_THE REQUEST_:
The entries below should be given again exactly, minus their pictures.

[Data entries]
--- begin ---
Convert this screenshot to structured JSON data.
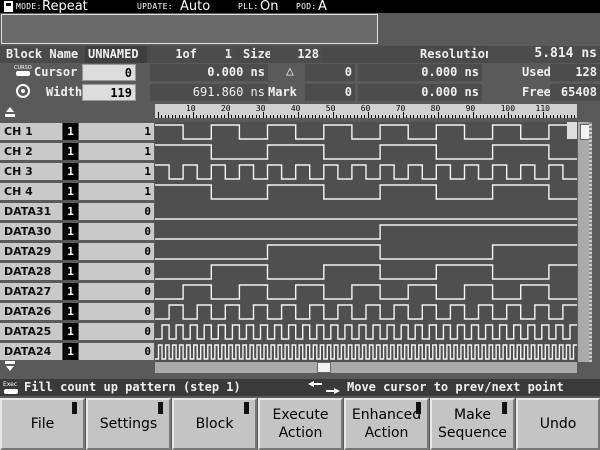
{
  "status": {
    "mode_label": "MODE:",
    "mode_value": "Repeat",
    "update_label": "UPDATE:",
    "update_value": "Auto",
    "pll_label": "PLL:",
    "pll_value": "On",
    "pod_label": "POD:",
    "pod_value": "A"
  },
  "block": {
    "name_label": "Block Name",
    "name_value": "UNNAMED",
    "index": "1of",
    "total": "1",
    "size_label": "Size",
    "size_value": "128",
    "resolution_label": "Resolution",
    "resolution_value": "5.814 ns"
  },
  "cursor": {
    "label": "Cursor",
    "value": "0",
    "time": "0.000 ns",
    "delta_symbol": "△",
    "delta_value": "0",
    "delta_time": "0.000 ns",
    "used_label": "Used",
    "used_value": "128"
  },
  "width": {
    "label": "Width",
    "value": "119",
    "time": "691.860 ns",
    "mark_label": "Mark",
    "mark_value": "0",
    "mark_time": "0.000 ns",
    "free_label": "Free",
    "free_value": "65408"
  },
  "ruler": [
    "10",
    "20",
    "30",
    "40",
    "50",
    "60",
    "70",
    "80",
    "90",
    "100",
    "110"
  ],
  "channels": [
    {
      "name": "CH 1",
      "bit": "1",
      "value": "1"
    },
    {
      "name": "CH 2",
      "bit": "1",
      "value": "1"
    },
    {
      "name": "CH 3",
      "bit": "1",
      "value": "1"
    },
    {
      "name": "CH 4",
      "bit": "1",
      "value": "1"
    },
    {
      "name": "DATA31",
      "bit": "1",
      "value": "0"
    },
    {
      "name": "DATA30",
      "bit": "1",
      "value": "0"
    },
    {
      "name": "DATA29",
      "bit": "1",
      "value": "0"
    },
    {
      "name": "DATA28",
      "bit": "1",
      "value": "0"
    },
    {
      "name": "DATA27",
      "bit": "1",
      "value": "0"
    },
    {
      "name": "DATA26",
      "bit": "1",
      "value": "0"
    },
    {
      "name": "DATA25",
      "bit": "1",
      "value": "0"
    },
    {
      "name": "DATA24",
      "bit": "1",
      "value": "0"
    }
  ],
  "hints": {
    "exec_label": "Exec",
    "left": "Fill count up pattern (step 1)",
    "right": "Move cursor to prev/next point"
  },
  "softkeys": [
    {
      "line1": "File",
      "line2": ""
    },
    {
      "line1": "Settings",
      "line2": ""
    },
    {
      "line1": "Block",
      "line2": ""
    },
    {
      "line1": "Execute",
      "line2": "Action"
    },
    {
      "line1": "Enhanced",
      "line2": "Action"
    },
    {
      "line1": "Make",
      "line2": "Sequence"
    },
    {
      "line1": "Undo",
      "line2": ""
    }
  ],
  "icons": {
    "cursor": "cursor-icon",
    "width": "width-icon",
    "scroll_up": "scroll-up-icon",
    "scroll_down": "scroll-down-icon",
    "exec": "exec-icon",
    "arrows": "left-right-arrows-icon",
    "pod": "pod-icon"
  }
}
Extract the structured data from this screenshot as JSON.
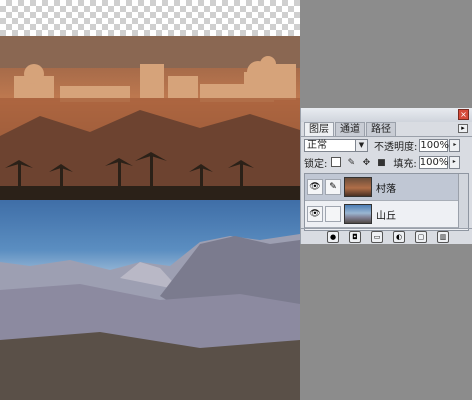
{
  "layers_panel": {
    "tabs": [
      {
        "label": "图层",
        "active": true
      },
      {
        "label": "通道",
        "active": false
      },
      {
        "label": "路径",
        "active": false
      }
    ],
    "blend_mode": "正常",
    "opacity_label": "不透明度:",
    "opacity_value": "100%",
    "lock_label": "锁定:",
    "fill_label": "填充:",
    "fill_value": "100%",
    "layers": [
      {
        "name": "村落",
        "selected": true
      },
      {
        "name": "山丘",
        "selected": false
      }
    ]
  }
}
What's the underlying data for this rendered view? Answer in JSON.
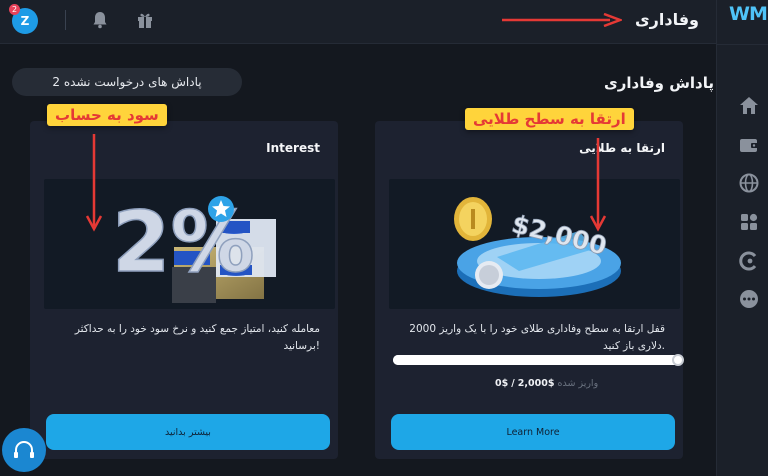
{
  "topbar": {
    "avatar_letter": "Z",
    "avatar_badge": "2",
    "page_title": "وفاداری"
  },
  "section": {
    "title": "پاداش وفاداری",
    "pill_text": "2 پاداش های درخواست نشده"
  },
  "cards": {
    "interest": {
      "title": "Interest",
      "description": "معامله کنید، امتیاز جمع کنید و نرخ سود خود را به حداکثر برسانید!",
      "button_label": "بیشتر بدانید"
    },
    "gold": {
      "title": "ارتقا به طلایی",
      "description": "قفل ارتقا به سطح وفاداری طلای خود را با یک واریز 2000 دلاری باز کنید.",
      "button_label": "Learn More",
      "progress_fraction": 1.0,
      "progress_current": "$0",
      "progress_separator": "/",
      "progress_target": "$2,000",
      "progress_caption": "واریز شده"
    }
  },
  "annotations": {
    "left_label": "سود به حساب",
    "right_label": "ارتقا به سطح طلایی"
  },
  "images": {
    "interest_big_text": "2%",
    "gold_amount_text": "$2,000"
  },
  "icons": {
    "sidebar": [
      "home-icon",
      "wallet-icon",
      "globe-icon",
      "apps-icon",
      "cashback-icon",
      "more-icon"
    ],
    "top": [
      "bell-icon",
      "gift-icon"
    ]
  },
  "colors": {
    "accent": "#1ea7e7",
    "annotation_bg": "#ffd43b",
    "annotation_text": "#e53935",
    "arrow": "#e53935"
  },
  "logo_text": "WM"
}
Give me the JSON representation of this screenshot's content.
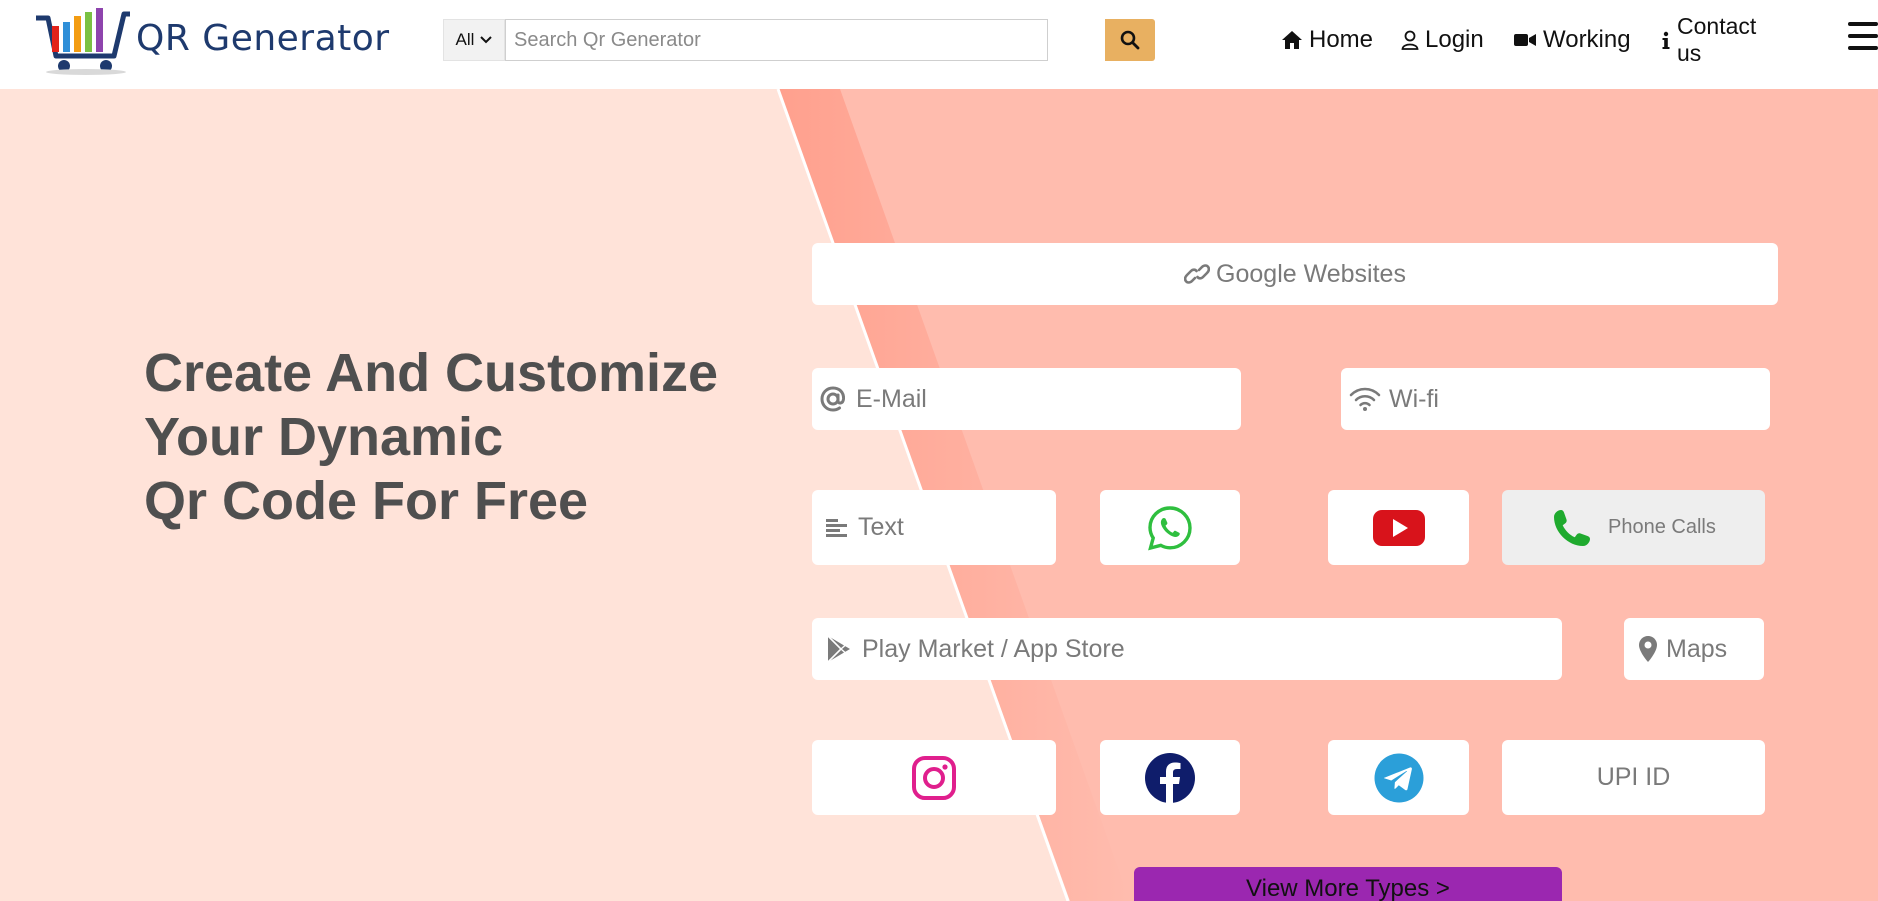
{
  "header": {
    "brand": "QR Generator",
    "search": {
      "category": "All",
      "placeholder": "Search Qr Generator"
    },
    "nav": {
      "home": "Home",
      "login": "Login",
      "working": "Working",
      "contact": "Contact us"
    }
  },
  "hero": {
    "headline": [
      "Create And Customize",
      "Your Dynamic",
      "Qr Code For Free"
    ]
  },
  "types": {
    "google": "Google Websites",
    "email": "E-Mail",
    "wifi": "Wi-fi",
    "text": "Text",
    "phone": "Phone Calls",
    "play": "Play Market / App Store",
    "maps": "Maps",
    "upi": "UPI ID",
    "icons": [
      "link-icon",
      "at-icon",
      "wifi-icon",
      "align-left-icon",
      "whatsapp-icon",
      "youtube-icon",
      "phone-icon",
      "google-play-icon",
      "map-pin-icon",
      "instagram-icon",
      "facebook-icon",
      "telegram-icon"
    ]
  },
  "more_button": "View More Types >",
  "colors": {
    "brand_navy": "#1e3a6e",
    "search_button": "#e8b061",
    "hero_light": "#ffe3d9",
    "hero_salmon": "#ffbcae",
    "whatsapp": "#2fbf3f",
    "youtube": "#d8131b",
    "phone": "#1faa2e",
    "instagram": "#e01f8d",
    "facebook": "#0f1d6b",
    "telegram": "#2b9fd9",
    "cta": "#9b27b0"
  }
}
--- end ---
_COMPLETE ANSWER_:
Convert this screenshot to structured JSON data.
{
  "status": {
    "mode_label": "MODE:",
    "mode_value": "Repeat",
    "update_label": "UPDATE:",
    "update_value": "Auto",
    "pll_label": "PLL:",
    "pll_value": "On",
    "pod_label": "POD:",
    "pod_value": "A"
  },
  "block": {
    "name_label": "Block Name",
    "name_value": "UNNAMED",
    "index": "1of",
    "total": "1",
    "size_label": "Size",
    "size_value": "128",
    "resolution_label": "Resolution",
    "resolution_value": "5.814 ns"
  },
  "cursor": {
    "label": "Cursor",
    "value": "0",
    "time": "0.000 ns",
    "delta_symbol": "△",
    "delta_value": "0",
    "delta_time": "0.000 ns",
    "used_label": "Used",
    "used_value": "128"
  },
  "width": {
    "label": "Width",
    "value": "119",
    "time": "691.860 ns",
    "mark_label": "Mark",
    "mark_value": "0",
    "mark_time": "0.000 ns",
    "free_label": "Free",
    "free_value": "65408"
  },
  "ruler": [
    "10",
    "20",
    "30",
    "40",
    "50",
    "60",
    "70",
    "80",
    "90",
    "100",
    "110"
  ],
  "channels": [
    {
      "name": "CH 1",
      "bit": "1",
      "value": "1"
    },
    {
      "name": "CH 2",
      "bit": "1",
      "value": "1"
    },
    {
      "name": "CH 3",
      "bit": "1",
      "value": "1"
    },
    {
      "name": "CH 4",
      "bit": "1",
      "value": "1"
    },
    {
      "name": "DATA31",
      "bit": "1",
      "value": "0"
    },
    {
      "name": "DATA30",
      "bit": "1",
      "value": "0"
    },
    {
      "name": "DATA29",
      "bit": "1",
      "value": "0"
    },
    {
      "name": "DATA28",
      "bit": "1",
      "value": "0"
    },
    {
      "name": "DATA27",
      "bit": "1",
      "value": "0"
    },
    {
      "name": "DATA26",
      "bit": "1",
      "value": "0"
    },
    {
      "name": "DATA25",
      "bit": "1",
      "value": "0"
    },
    {
      "name": "DATA24",
      "bit": "1",
      "value": "0"
    }
  ],
  "hints": {
    "exec_label": "Exec",
    "left": "Fill count up pattern (step 1)",
    "right": "Move cursor to prev/next point"
  },
  "softkeys": [
    {
      "line1": "File",
      "line2": ""
    },
    {
      "line1": "Settings",
      "line2": ""
    },
    {
      "line1": "Block",
      "line2": ""
    },
    {
      "line1": "Execute",
      "line2": "Action"
    },
    {
      "line1": "Enhanced",
      "line2": "Action"
    },
    {
      "line1": "Make",
      "line2": "Sequence"
    },
    {
      "line1": "Undo",
      "line2": ""
    }
  ],
  "icons": {
    "cursor": "cursor-icon",
    "width": "width-icon",
    "scroll_up": "scroll-up-icon",
    "scroll_down": "scroll-down-icon",
    "exec": "exec-icon",
    "arrows": "left-right-arrows-icon",
    "pod": "pod-icon"
  }
}
Extract the structured data from this screenshot as JSON.
{
  "layers_panel": {
    "tabs": [
      {
        "label": "图层",
        "active": true
      },
      {
        "label": "通道",
        "active": false
      },
      {
        "label": "路径",
        "active": false
      }
    ],
    "blend_mode": "正常",
    "opacity_label": "不透明度:",
    "opacity_value": "100%",
    "lock_label": "锁定:",
    "fill_label": "填充:",
    "fill_value": "100%",
    "layers": [
      {
        "name": "村落",
        "selected": true
      },
      {
        "name": "山丘",
        "selected": false
      }
    ]
  }
}
What's the underlying data for this rendered view? Answer in JSON.
{
  "topbar": {
    "avatar_letter": "Z",
    "avatar_badge": "2",
    "page_title": "وفاداری"
  },
  "section": {
    "title": "پاداش وفاداری",
    "pill_text": "2 پاداش های درخواست نشده"
  },
  "cards": {
    "interest": {
      "title": "Interest",
      "description": "معامله کنید، امتیاز جمع کنید و نرخ سود خود را به حداکثر برسانید!",
      "button_label": "بیشتر بدانید"
    },
    "gold": {
      "title": "ارتقا به طلایی",
      "description": "قفل ارتقا به سطح وفاداری طلای خود را با یک واریز 2000 دلاری باز کنید.",
      "button_label": "Learn More",
      "progress_fraction": 1.0,
      "progress_current": "$0",
      "progress_separator": "/",
      "progress_target": "$2,000",
      "progress_caption": "واریز شده"
    }
  },
  "annotations": {
    "left_label": "سود به حساب",
    "right_label": "ارتقا به سطح طلایی"
  },
  "images": {
    "interest_big_text": "2%",
    "gold_amount_text": "$2,000"
  },
  "icons": {
    "sidebar": [
      "home-icon",
      "wallet-icon",
      "globe-icon",
      "apps-icon",
      "cashback-icon",
      "more-icon"
    ],
    "top": [
      "bell-icon",
      "gift-icon"
    ]
  },
  "colors": {
    "accent": "#1ea7e7",
    "annotation_bg": "#ffd43b",
    "annotation_text": "#e53935",
    "arrow": "#e53935"
  },
  "logo_text": "WM"
}
Give me the JSON representation of this screenshot's content.
{
  "header": {
    "brand": "QR Generator",
    "search": {
      "category": "All",
      "placeholder": "Search Qr Generator"
    },
    "nav": {
      "home": "Home",
      "login": "Login",
      "working": "Working",
      "contact": "Contact us"
    }
  },
  "hero": {
    "headline": [
      "Create And Customize",
      "Your Dynamic",
      "Qr Code For Free"
    ]
  },
  "types": {
    "google": "Google Websites",
    "email": "E-Mail",
    "wifi": "Wi-fi",
    "text": "Text",
    "phone": "Phone Calls",
    "play": "Play Market / App Store",
    "maps": "Maps",
    "upi": "UPI ID",
    "icons": [
      "link-icon",
      "at-icon",
      "wifi-icon",
      "align-left-icon",
      "whatsapp-icon",
      "youtube-icon",
      "phone-icon",
      "google-play-icon",
      "map-pin-icon",
      "instagram-icon",
      "facebook-icon",
      "telegram-icon"
    ]
  },
  "more_button": "View More Types >",
  "colors": {
    "brand_navy": "#1e3a6e",
    "search_button": "#e8b061",
    "hero_light": "#ffe3d9",
    "hero_salmon": "#ffbcae",
    "whatsapp": "#2fbf3f",
    "youtube": "#d8131b",
    "phone": "#1faa2e",
    "instagram": "#e01f8d",
    "facebook": "#0f1d6b",
    "telegram": "#2b9fd9",
    "cta": "#9b27b0"
  }
}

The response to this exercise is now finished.